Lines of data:
** Start **

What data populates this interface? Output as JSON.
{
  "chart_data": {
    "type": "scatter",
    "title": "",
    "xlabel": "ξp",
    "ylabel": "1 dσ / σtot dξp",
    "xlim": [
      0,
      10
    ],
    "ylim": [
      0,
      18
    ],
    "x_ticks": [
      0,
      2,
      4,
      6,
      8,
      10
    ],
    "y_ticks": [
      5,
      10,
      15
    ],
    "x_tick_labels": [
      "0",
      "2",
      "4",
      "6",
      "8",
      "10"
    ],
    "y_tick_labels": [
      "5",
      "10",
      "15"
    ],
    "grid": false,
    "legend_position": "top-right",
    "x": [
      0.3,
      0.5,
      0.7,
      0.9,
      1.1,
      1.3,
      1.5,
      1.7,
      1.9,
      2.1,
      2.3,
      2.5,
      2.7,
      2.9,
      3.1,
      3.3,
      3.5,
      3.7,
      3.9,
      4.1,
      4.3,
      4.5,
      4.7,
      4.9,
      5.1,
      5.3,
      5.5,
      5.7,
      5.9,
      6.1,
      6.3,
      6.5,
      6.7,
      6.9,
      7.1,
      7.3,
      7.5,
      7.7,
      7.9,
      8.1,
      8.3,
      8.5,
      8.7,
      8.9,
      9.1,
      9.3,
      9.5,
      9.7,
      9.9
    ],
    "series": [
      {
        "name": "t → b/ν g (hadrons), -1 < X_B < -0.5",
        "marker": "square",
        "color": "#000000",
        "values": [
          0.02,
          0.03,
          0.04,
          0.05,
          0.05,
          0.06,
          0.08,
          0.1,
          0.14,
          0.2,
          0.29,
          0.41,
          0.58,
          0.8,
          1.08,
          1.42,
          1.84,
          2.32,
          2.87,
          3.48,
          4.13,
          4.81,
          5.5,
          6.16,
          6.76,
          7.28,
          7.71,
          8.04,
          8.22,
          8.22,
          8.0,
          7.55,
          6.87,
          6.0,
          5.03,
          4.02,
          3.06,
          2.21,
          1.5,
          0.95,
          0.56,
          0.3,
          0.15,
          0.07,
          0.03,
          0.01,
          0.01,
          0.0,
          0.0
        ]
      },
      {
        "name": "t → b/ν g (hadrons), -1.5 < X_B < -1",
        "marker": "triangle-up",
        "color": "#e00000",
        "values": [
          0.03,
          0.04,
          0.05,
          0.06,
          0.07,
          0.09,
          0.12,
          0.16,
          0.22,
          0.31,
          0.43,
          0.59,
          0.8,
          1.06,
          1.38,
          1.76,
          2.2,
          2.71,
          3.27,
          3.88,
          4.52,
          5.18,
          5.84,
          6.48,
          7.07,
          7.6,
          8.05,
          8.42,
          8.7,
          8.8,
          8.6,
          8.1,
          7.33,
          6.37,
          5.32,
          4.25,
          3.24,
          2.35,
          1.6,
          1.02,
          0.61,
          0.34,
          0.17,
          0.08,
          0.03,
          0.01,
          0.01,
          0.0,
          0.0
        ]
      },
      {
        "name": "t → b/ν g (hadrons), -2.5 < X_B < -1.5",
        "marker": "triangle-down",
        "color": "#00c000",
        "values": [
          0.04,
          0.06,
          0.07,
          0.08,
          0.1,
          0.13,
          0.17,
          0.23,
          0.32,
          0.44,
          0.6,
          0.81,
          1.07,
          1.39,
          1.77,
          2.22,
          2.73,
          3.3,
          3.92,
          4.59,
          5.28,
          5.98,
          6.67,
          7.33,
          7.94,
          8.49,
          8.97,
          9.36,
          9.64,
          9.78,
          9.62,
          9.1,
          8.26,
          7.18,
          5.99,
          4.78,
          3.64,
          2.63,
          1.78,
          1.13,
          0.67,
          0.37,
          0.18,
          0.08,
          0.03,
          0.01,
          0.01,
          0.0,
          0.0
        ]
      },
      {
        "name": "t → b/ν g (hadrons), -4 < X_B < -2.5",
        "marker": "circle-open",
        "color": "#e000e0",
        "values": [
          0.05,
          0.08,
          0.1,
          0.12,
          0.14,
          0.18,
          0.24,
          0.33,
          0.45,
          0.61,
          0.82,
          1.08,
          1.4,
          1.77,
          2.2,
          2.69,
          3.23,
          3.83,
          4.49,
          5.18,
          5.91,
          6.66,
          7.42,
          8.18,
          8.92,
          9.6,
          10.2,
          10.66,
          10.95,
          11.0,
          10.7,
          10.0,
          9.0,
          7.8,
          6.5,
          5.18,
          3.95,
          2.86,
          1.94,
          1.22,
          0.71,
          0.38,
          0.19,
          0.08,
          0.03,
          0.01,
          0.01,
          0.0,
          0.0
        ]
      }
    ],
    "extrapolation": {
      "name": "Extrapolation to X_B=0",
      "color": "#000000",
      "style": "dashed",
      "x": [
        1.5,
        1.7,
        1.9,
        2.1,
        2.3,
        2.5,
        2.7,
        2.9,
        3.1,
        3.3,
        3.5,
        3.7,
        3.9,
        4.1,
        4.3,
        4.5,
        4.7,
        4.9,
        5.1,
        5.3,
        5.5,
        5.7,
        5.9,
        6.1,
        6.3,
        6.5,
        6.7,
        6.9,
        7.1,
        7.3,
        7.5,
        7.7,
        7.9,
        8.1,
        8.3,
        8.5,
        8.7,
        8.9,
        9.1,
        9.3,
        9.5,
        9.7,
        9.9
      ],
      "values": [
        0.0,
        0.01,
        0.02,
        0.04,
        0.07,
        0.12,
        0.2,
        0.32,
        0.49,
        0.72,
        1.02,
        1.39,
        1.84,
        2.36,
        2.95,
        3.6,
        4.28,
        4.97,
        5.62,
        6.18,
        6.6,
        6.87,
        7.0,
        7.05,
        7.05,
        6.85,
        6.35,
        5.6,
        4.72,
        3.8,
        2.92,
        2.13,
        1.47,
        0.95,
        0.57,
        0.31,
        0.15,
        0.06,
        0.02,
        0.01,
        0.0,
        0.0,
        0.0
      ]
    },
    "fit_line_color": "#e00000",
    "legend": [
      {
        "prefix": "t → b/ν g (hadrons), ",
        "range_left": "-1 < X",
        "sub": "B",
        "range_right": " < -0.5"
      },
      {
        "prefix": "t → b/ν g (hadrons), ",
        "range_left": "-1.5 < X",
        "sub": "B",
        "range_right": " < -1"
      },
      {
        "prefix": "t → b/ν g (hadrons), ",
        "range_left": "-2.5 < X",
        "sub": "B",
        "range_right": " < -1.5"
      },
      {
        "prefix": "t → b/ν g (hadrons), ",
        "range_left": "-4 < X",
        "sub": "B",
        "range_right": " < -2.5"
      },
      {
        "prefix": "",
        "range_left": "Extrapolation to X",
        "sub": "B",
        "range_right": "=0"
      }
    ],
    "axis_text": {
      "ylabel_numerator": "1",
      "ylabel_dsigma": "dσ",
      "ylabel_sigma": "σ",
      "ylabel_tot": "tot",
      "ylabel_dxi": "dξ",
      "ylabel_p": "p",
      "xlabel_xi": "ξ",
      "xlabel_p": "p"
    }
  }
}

** End **

— Exercise requirements —
Your task is to repeat every entry exactly.

— Finished task —
What data populates this interface? Output as JSON.
{
  "chart_data": {
    "type": "scatter",
    "title": "",
    "xlabel": "ξp",
    "ylabel": "1 dσ / σtot dξp",
    "xlim": [
      0,
      10
    ],
    "ylim": [
      0,
      18
    ],
    "x_ticks": [
      0,
      2,
      4,
      6,
      8,
      10
    ],
    "y_ticks": [
      5,
      10,
      15
    ],
    "x_tick_labels": [
      "0",
      "2",
      "4",
      "6",
      "8",
      "10"
    ],
    "y_tick_labels": [
      "5",
      "10",
      "15"
    ],
    "grid": false,
    "legend_position": "top-right",
    "x": [
      0.3,
      0.5,
      0.7,
      0.9,
      1.1,
      1.3,
      1.5,
      1.7,
      1.9,
      2.1,
      2.3,
      2.5,
      2.7,
      2.9,
      3.1,
      3.3,
      3.5,
      3.7,
      3.9,
      4.1,
      4.3,
      4.5,
      4.7,
      4.9,
      5.1,
      5.3,
      5.5,
      5.7,
      5.9,
      6.1,
      6.3,
      6.5,
      6.7,
      6.9,
      7.1,
      7.3,
      7.5,
      7.7,
      7.9,
      8.1,
      8.3,
      8.5,
      8.7,
      8.9,
      9.1,
      9.3,
      9.5,
      9.7,
      9.9
    ],
    "series": [
      {
        "name": "t → b/ν g (hadrons), -1 < X_B < -0.5",
        "marker": "square",
        "color": "#000000",
        "values": [
          0.02,
          0.03,
          0.04,
          0.05,
          0.05,
          0.06,
          0.08,
          0.1,
          0.14,
          0.2,
          0.29,
          0.41,
          0.58,
          0.8,
          1.08,
          1.42,
          1.84,
          2.32,
          2.87,
          3.48,
          4.13,
          4.81,
          5.5,
          6.16,
          6.76,
          7.28,
          7.71,
          8.04,
          8.22,
          8.22,
          8.0,
          7.55,
          6.87,
          6.0,
          5.03,
          4.02,
          3.06,
          2.21,
          1.5,
          0.95,
          0.56,
          0.3,
          0.15,
          0.07,
          0.03,
          0.01,
          0.01,
          0.0,
          0.0
        ]
      },
      {
        "name": "t → b/ν g (hadrons), -1.5 < X_B < -1",
        "marker": "triangle-up",
        "color": "#e00000",
        "values": [
          0.03,
          0.04,
          0.05,
          0.06,
          0.07,
          0.09,
          0.12,
          0.16,
          0.22,
          0.31,
          0.43,
          0.59,
          0.8,
          1.06,
          1.38,
          1.76,
          2.2,
          2.71,
          3.27,
          3.88,
          4.52,
          5.18,
          5.84,
          6.48,
          7.07,
          7.6,
          8.05,
          8.42,
          8.7,
          8.8,
          8.6,
          8.1,
          7.33,
          6.37,
          5.32,
          4.25,
          3.24,
          2.35,
          1.6,
          1.02,
          0.61,
          0.34,
          0.17,
          0.08,
          0.03,
          0.01,
          0.01,
          0.0,
          0.0
        ]
      },
      {
        "name": "t → b/ν g (hadrons), -2.5 < X_B < -1.5",
        "marker": "triangle-down",
        "color": "#00c000",
        "values": [
          0.04,
          0.06,
          0.07,
          0.08,
          0.1,
          0.13,
          0.17,
          0.23,
          0.32,
          0.44,
          0.6,
          0.81,
          1.07,
          1.39,
          1.77,
          2.22,
          2.73,
          3.3,
          3.92,
          4.59,
          5.28,
          5.98,
          6.67,
          7.33,
          7.94,
          8.49,
          8.97,
          9.36,
          9.64,
          9.78,
          9.62,
          9.1,
          8.26,
          7.18,
          5.99,
          4.78,
          3.64,
          2.63,
          1.78,
          1.13,
          0.67,
          0.37,
          0.18,
          0.08,
          0.03,
          0.01,
          0.01,
          0.0,
          0.0
        ]
      },
      {
        "name": "t → b/ν g (hadrons), -4 < X_B < -2.5",
        "marker": "circle-open",
        "color": "#e000e0",
        "values": [
          0.05,
          0.08,
          0.1,
          0.12,
          0.14,
          0.18,
          0.24,
          0.33,
          0.45,
          0.61,
          0.82,
          1.08,
          1.4,
          1.77,
          2.2,
          2.69,
          3.23,
          3.83,
          4.49,
          5.18,
          5.91,
          6.66,
          7.42,
          8.18,
          8.92,
          9.6,
          10.2,
          10.66,
          10.95,
          11.0,
          10.7,
          10.0,
          9.0,
          7.8,
          6.5,
          5.18,
          3.95,
          2.86,
          1.94,
          1.22,
          0.71,
          0.38,
          0.19,
          0.08,
          0.03,
          0.01,
          0.01,
          0.0,
          0.0
        ]
      }
    ],
    "extrapolation": {
      "name": "Extrapolation to X_B=0",
      "color": "#000000",
      "style": "dashed",
      "x": [
        1.5,
        1.7,
        1.9,
        2.1,
        2.3,
        2.5,
        2.7,
        2.9,
        3.1,
        3.3,
        3.5,
        3.7,
        3.9,
        4.1,
        4.3,
        4.5,
        4.7,
        4.9,
        5.1,
        5.3,
        5.5,
        5.7,
        5.9,
        6.1,
        6.3,
        6.5,
        6.7,
        6.9,
        7.1,
        7.3,
        7.5,
        7.7,
        7.9,
        8.1,
        8.3,
        8.5,
        8.7,
        8.9,
        9.1,
        9.3,
        9.5,
        9.7,
        9.9
      ],
      "values": [
        0.0,
        0.01,
        0.02,
        0.04,
        0.07,
        0.12,
        0.2,
        0.32,
        0.49,
        0.72,
        1.02,
        1.39,
        1.84,
        2.36,
        2.95,
        3.6,
        4.28,
        4.97,
        5.62,
        6.18,
        6.6,
        6.87,
        7.0,
        7.05,
        7.05,
        6.85,
        6.35,
        5.6,
        4.72,
        3.8,
        2.92,
        2.13,
        1.47,
        0.95,
        0.57,
        0.31,
        0.15,
        0.06,
        0.02,
        0.01,
        0.0,
        0.0,
        0.0
      ]
    },
    "fit_line_color": "#e00000",
    "legend": [
      {
        "prefix": "t → b/ν g (hadrons), ",
        "range_left": "-1 < X",
        "sub": "B",
        "range_right": " < -0.5"
      },
      {
        "prefix": "t → b/ν g (hadrons), ",
        "range_left": "-1.5 < X",
        "sub": "B",
        "range_right": " < -1"
      },
      {
        "prefix": "t → b/ν g (hadrons), ",
        "range_left": "-2.5 < X",
        "sub": "B",
        "range_right": " < -1.5"
      },
      {
        "prefix": "t → b/ν g (hadrons), ",
        "range_left": "-4 < X",
        "sub": "B",
        "range_right": " < -2.5"
      },
      {
        "prefix": "",
        "range_left": "Extrapolation to X",
        "sub": "B",
        "range_right": "=0"
      }
    ],
    "axis_text": {
      "ylabel_numerator": "1",
      "ylabel_dsigma": "dσ",
      "ylabel_sigma": "σ",
      "ylabel_tot": "tot",
      "ylabel_dxi": "dξ",
      "ylabel_p": "p",
      "xlabel_xi": "ξ",
      "xlabel_p": "p"
    }
  }
}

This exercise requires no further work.